» **Requirement**
The data below must be copied in full and without any change.

» **Provided records**
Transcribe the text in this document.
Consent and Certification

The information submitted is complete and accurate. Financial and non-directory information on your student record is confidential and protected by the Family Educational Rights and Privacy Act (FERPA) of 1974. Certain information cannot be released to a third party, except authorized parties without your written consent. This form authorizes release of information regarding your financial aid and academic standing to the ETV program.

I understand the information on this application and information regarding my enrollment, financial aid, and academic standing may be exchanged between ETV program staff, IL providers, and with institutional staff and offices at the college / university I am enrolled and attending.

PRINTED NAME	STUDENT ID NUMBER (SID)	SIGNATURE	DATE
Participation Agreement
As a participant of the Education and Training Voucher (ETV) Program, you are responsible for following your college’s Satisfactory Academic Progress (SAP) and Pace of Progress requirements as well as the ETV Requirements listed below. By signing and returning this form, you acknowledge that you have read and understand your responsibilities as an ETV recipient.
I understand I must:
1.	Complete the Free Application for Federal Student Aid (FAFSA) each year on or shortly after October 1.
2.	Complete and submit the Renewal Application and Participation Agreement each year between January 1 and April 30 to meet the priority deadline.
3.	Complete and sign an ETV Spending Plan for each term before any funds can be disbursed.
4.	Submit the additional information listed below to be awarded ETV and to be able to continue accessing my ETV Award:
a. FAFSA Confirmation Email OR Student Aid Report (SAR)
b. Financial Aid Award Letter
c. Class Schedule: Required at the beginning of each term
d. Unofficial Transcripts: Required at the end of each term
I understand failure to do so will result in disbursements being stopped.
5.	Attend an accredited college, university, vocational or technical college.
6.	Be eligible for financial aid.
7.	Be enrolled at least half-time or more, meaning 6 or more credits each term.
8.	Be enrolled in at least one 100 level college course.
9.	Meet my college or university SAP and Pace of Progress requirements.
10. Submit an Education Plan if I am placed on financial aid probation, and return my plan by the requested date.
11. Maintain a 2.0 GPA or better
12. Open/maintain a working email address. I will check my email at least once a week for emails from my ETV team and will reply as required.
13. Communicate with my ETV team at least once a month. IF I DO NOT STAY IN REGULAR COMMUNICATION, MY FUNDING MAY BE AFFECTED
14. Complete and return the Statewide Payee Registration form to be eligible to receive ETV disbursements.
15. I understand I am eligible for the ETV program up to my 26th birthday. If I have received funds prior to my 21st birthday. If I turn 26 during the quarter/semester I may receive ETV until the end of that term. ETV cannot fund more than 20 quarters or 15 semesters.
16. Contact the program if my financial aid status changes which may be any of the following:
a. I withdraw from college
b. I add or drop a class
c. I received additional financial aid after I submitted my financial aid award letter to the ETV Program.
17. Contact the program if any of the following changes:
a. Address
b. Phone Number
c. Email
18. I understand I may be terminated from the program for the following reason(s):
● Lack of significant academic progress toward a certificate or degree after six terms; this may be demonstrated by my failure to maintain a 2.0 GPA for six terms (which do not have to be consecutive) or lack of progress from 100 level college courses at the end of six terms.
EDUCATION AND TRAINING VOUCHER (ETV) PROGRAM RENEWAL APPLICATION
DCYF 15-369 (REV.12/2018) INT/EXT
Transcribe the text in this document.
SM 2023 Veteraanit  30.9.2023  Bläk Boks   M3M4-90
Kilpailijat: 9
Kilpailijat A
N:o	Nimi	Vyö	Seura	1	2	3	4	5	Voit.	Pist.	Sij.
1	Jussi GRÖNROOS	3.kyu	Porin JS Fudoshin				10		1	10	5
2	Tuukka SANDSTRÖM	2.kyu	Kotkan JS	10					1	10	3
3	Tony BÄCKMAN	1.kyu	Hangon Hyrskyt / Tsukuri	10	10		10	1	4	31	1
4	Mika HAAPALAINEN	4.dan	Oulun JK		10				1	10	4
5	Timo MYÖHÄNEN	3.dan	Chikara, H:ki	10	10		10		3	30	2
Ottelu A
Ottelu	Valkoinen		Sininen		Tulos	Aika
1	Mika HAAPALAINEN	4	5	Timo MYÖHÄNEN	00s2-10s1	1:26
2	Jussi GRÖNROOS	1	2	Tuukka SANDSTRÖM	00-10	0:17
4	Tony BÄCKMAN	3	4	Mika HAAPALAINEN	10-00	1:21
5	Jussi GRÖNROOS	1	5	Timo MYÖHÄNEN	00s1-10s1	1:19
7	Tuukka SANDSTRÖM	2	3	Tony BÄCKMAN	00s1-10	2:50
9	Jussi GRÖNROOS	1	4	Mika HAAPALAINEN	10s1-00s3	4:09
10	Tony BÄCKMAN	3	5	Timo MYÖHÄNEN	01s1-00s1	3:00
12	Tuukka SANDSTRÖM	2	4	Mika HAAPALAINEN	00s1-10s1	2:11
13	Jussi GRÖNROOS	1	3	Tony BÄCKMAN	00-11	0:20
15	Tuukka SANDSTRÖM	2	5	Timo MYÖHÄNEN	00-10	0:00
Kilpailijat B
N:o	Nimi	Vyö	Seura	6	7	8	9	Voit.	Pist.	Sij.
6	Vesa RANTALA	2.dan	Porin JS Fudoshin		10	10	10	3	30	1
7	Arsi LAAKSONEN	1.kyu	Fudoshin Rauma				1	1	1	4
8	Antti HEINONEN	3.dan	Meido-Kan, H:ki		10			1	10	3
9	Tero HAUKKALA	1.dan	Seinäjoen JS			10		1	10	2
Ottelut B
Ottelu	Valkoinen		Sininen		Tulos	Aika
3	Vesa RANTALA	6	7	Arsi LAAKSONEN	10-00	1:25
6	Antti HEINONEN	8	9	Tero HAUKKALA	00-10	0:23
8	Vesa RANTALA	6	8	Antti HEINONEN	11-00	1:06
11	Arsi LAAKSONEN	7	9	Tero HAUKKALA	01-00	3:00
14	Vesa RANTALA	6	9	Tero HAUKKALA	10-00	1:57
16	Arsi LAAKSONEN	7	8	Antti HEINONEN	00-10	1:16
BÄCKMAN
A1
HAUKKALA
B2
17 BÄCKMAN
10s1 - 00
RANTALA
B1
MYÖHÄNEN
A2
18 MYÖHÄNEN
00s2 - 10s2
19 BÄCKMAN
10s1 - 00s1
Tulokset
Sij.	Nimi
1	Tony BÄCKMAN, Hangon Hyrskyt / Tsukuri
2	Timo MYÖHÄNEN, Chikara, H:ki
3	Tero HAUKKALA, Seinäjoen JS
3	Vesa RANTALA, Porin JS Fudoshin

» **Complete answer**
Transcribe the text in this document.
Consent and Certification

The information submitted is complete and accurate. Financial and non-directory information on your student record is confidential and protected by the Family Educational Rights and Privacy Act (FERPA) of 1974. Certain information cannot be released to a third party, except authorized parties without your written consent. This form authorizes release of information regarding your financial aid and academic standing to the ETV program.

I understand the information on this application and information regarding my enrollment, financial aid, and academic standing may be exchanged between ETV program staff, IL providers, and with institutional staff and offices at the college / university I am enrolled and attending.

PRINTED NAME	STUDENT ID NUMBER (SID)	SIGNATURE	DATE
Participation Agreement
As a participant of the Education and Training Voucher (ETV) Program, you are responsible for following your college’s Satisfactory Academic Progress (SAP) and Pace of Progress requirements as well as the ETV Requirements listed below. By signing and returning this form, you acknowledge that you have read and understand your responsibilities as an ETV recipient.
I understand I must:
1.	Complete the Free Application for Federal Student Aid (FAFSA) each year on or shortly after October 1.
2.	Complete and submit the Renewal Application and Participation Agreement each year between January 1 and April 30 to meet the priority deadline.
3.	Complete and sign an ETV Spending Plan for each term before any funds can be disbursed.
4.	Submit the additional information listed below to be awarded ETV and to be able to continue accessing my ETV Award:
a. FAFSA Confirmation Email OR Student Aid Report (SAR)
b. Financial Aid Award Letter
c. Class Schedule: Required at the beginning of each term
d. Unofficial Transcripts: Required at the end of each term
I understand failure to do so will result in disbursements being stopped.
5.	Attend an accredited college, university, vocational or technical college.
6.	Be eligible for financial aid.
7.	Be enrolled at least half-time or more, meaning 6 or more credits each term.
8.	Be enrolled in at least one 100 level college course.
9.	Meet my college or university SAP and Pace of Progress requirements.
10. Submit an Education Plan if I am placed on financial aid probation, and return my plan by the requested date.
11. Maintain a 2.0 GPA or better
12. Open/maintain a working email address. I will check my email at least once a week for emails from my ETV team and will reply as required.
13. Communicate with my ETV team at least once a month. IF I DO NOT STAY IN REGULAR COMMUNICATION, MY FUNDING MAY BE AFFECTED
14. Complete and return the Statewide Payee Registration form to be eligible to receive ETV disbursements.
15. I understand I am eligible for the ETV program up to my 26th birthday. If I have received funds prior to my 21st birthday. If I turn 26 during the quarter/semester I may receive ETV until the end of that term. ETV cannot fund more than 20 quarters or 15 semesters.
16. Contact the program if my financial aid status changes which may be any of the following:
a. I withdraw from college
b. I add or drop a class
c. I received additional financial aid after I submitted my financial aid award letter to the ETV Program.
17. Contact the program if any of the following changes:
a. Address
b. Phone Number
c. Email
18. I understand I may be terminated from the program for the following reason(s):
● Lack of significant academic progress toward a certificate or degree after six terms; this may be demonstrated by my failure to maintain a 2.0 GPA for six terms (which do not have to be consecutive) or lack of progress from 100 level college courses at the end of six terms.
EDUCATION AND TRAINING VOUCHER (ETV) PROGRAM RENEWAL APPLICATION
DCYF 15-369 (REV.12/2018) INT/EXT
Transcribe the text in this document.
SM 2023 Veteraanit  30.9.2023  Bläk Boks   M3M4-90
Kilpailijat: 9
Kilpailijat A
N:o	Nimi	Vyö	Seura	1	2	3	4	5	Voit.	Pist.	Sij.
1	Jussi GRÖNROOS	3.kyu	Porin JS Fudoshin				10		1	10	5
2	Tuukka SANDSTRÖM	2.kyu	Kotkan JS	10					1	10	3
3	Tony BÄCKMAN	1.kyu	Hangon Hyrskyt / Tsukuri	10	10		10	1	4	31	1
4	Mika HAAPALAINEN	4.dan	Oulun JK		10				1	10	4
5	Timo MYÖHÄNEN	3.dan	Chikara, H:ki	10	10		10		3	30	2
Ottelu A
Ottelu	Valkoinen		Sininen		Tulos	Aika
1	Mika HAAPALAINEN	4	5	Timo MYÖHÄNEN	00s2-10s1	1:26
2	Jussi GRÖNROOS	1	2	Tuukka SANDSTRÖM	00-10	0:17
4	Tony BÄCKMAN	3	4	Mika HAAPALAINEN	10-00	1:21
5	Jussi GRÖNROOS	1	5	Timo MYÖHÄNEN	00s1-10s1	1:19
7	Tuukka SANDSTRÖM	2	3	Tony BÄCKMAN	00s1-10	2:50
9	Jussi GRÖNROOS	1	4	Mika HAAPALAINEN	10s1-00s3	4:09
10	Tony BÄCKMAN	3	5	Timo MYÖHÄNEN	01s1-00s1	3:00
12	Tuukka SANDSTRÖM	2	4	Mika HAAPALAINEN	00s1-10s1	2:11
13	Jussi GRÖNROOS	1	3	Tony BÄCKMAN	00-11	0:20
15	Tuukka SANDSTRÖM	2	5	Timo MYÖHÄNEN	00-10	0:00
Kilpailijat B
N:o	Nimi	Vyö	Seura	6	7	8	9	Voit.	Pist.	Sij.
6	Vesa RANTALA	2.dan	Porin JS Fudoshin		10	10	10	3	30	1
7	Arsi LAAKSONEN	1.kyu	Fudoshin Rauma				1	1	1	4
8	Antti HEINONEN	3.dan	Meido-Kan, H:ki		10			1	10	3
9	Tero HAUKKALA	1.dan	Seinäjoen JS			10		1	10	2
Ottelut B
Ottelu	Valkoinen		Sininen		Tulos	Aika
3	Vesa RANTALA	6	7	Arsi LAAKSONEN	10-00	1:25
6	Antti HEINONEN	8	9	Tero HAUKKALA	00-10	0:23
8	Vesa RANTALA	6	8	Antti HEINONEN	11-00	1:06
11	Arsi LAAKSONEN	7	9	Tero HAUKKALA	01-00	3:00
14	Vesa RANTALA	6	9	Tero HAUKKALA	10-00	1:57
16	Arsi LAAKSONEN	7	8	Antti HEINONEN	00-10	1:16
BÄCKMAN
A1
HAUKKALA
B2
17 BÄCKMAN
10s1 - 00
RANTALA
B1
MYÖHÄNEN
A2
18 MYÖHÄNEN
00s2 - 10s2
19 BÄCKMAN
10s1 - 00s1
Tulokset
Sij.	Nimi
1	Tony BÄCKMAN, Hangon Hyrskyt / Tsukuri
2	Timo MYÖHÄNEN, Chikara, H:ki
3	Tero HAUKKALA, Seinäjoen JS
3	Vesa RANTALA, Porin JS Fudoshin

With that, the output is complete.